Data items
——————————
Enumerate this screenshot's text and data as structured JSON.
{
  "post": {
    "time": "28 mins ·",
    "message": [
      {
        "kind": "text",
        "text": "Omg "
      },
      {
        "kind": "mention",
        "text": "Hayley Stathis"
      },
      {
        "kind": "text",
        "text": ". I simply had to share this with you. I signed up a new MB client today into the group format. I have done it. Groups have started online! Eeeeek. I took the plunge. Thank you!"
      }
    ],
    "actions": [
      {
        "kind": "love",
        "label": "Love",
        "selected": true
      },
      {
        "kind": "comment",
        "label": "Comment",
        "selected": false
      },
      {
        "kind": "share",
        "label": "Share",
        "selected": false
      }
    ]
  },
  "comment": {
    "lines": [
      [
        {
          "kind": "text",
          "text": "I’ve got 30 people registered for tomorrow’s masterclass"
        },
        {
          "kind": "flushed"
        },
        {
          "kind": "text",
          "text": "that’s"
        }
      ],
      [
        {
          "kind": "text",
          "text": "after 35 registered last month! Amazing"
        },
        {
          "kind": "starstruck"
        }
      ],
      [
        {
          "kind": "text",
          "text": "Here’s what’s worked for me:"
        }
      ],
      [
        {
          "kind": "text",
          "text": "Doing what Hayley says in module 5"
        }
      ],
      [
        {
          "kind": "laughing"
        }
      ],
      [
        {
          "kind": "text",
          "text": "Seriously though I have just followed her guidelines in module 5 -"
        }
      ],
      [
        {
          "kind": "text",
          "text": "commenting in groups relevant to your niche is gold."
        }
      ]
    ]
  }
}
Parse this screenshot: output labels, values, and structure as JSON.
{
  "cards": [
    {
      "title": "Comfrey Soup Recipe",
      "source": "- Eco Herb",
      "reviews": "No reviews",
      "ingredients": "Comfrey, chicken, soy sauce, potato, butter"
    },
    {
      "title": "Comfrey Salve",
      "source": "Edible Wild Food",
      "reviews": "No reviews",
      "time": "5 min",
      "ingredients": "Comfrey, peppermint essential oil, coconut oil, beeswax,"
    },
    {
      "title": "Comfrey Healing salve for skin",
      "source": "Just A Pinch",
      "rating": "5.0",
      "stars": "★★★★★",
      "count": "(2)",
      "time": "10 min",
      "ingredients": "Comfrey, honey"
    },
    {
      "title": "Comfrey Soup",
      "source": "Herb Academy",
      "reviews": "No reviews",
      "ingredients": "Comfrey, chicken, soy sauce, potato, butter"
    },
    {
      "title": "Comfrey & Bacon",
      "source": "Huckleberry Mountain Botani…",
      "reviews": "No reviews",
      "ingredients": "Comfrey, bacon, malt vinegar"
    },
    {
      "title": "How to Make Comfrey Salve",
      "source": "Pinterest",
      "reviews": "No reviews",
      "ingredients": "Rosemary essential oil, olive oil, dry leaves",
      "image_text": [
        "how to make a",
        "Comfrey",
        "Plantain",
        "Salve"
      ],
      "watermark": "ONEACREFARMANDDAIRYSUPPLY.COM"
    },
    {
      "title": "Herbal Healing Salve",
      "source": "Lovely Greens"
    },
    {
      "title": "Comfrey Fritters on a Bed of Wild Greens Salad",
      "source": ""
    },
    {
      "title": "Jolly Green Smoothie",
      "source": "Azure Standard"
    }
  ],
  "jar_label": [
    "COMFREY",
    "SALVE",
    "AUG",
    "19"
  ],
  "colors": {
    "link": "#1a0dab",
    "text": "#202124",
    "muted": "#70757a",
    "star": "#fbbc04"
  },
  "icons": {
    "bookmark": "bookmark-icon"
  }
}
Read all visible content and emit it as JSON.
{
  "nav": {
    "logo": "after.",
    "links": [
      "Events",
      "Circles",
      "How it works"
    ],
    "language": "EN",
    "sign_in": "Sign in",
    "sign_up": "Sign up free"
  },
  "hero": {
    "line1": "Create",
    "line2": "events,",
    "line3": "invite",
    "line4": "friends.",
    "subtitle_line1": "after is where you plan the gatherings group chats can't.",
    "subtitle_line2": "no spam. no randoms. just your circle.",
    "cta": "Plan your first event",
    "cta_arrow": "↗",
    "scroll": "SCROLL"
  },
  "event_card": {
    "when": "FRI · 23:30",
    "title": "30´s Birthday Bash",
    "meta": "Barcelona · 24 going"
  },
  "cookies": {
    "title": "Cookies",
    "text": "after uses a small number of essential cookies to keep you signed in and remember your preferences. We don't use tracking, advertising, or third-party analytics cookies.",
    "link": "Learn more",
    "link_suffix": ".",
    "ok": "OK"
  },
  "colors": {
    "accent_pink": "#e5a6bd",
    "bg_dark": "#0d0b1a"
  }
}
——————————
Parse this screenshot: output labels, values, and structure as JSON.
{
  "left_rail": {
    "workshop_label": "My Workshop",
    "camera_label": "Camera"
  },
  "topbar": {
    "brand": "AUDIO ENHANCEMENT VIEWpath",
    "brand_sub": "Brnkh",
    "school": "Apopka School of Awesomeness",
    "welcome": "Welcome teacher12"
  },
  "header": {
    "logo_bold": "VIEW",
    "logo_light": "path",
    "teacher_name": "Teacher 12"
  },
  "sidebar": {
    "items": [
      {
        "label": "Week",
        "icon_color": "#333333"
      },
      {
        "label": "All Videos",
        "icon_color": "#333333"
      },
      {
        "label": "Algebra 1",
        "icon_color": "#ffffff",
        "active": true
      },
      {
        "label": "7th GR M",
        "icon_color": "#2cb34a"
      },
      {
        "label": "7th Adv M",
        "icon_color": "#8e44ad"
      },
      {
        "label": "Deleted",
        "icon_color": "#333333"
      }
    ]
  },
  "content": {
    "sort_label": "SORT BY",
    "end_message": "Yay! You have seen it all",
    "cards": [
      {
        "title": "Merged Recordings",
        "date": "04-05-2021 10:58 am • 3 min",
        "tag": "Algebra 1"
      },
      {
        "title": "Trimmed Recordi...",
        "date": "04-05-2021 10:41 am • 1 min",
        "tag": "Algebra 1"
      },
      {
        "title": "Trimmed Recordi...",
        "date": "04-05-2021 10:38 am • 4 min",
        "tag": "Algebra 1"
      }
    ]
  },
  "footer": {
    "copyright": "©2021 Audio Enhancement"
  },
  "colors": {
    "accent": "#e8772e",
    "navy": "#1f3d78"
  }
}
——————————
Write out every line of the preceding listing that contains "date".

## REPLY:
        "date": "04-05-2021 10:58 am • 3 min",
        "date": "04-05-2021 10:41 am • 1 min",
        "date": "04-05-2021 10:38 am • 4 min",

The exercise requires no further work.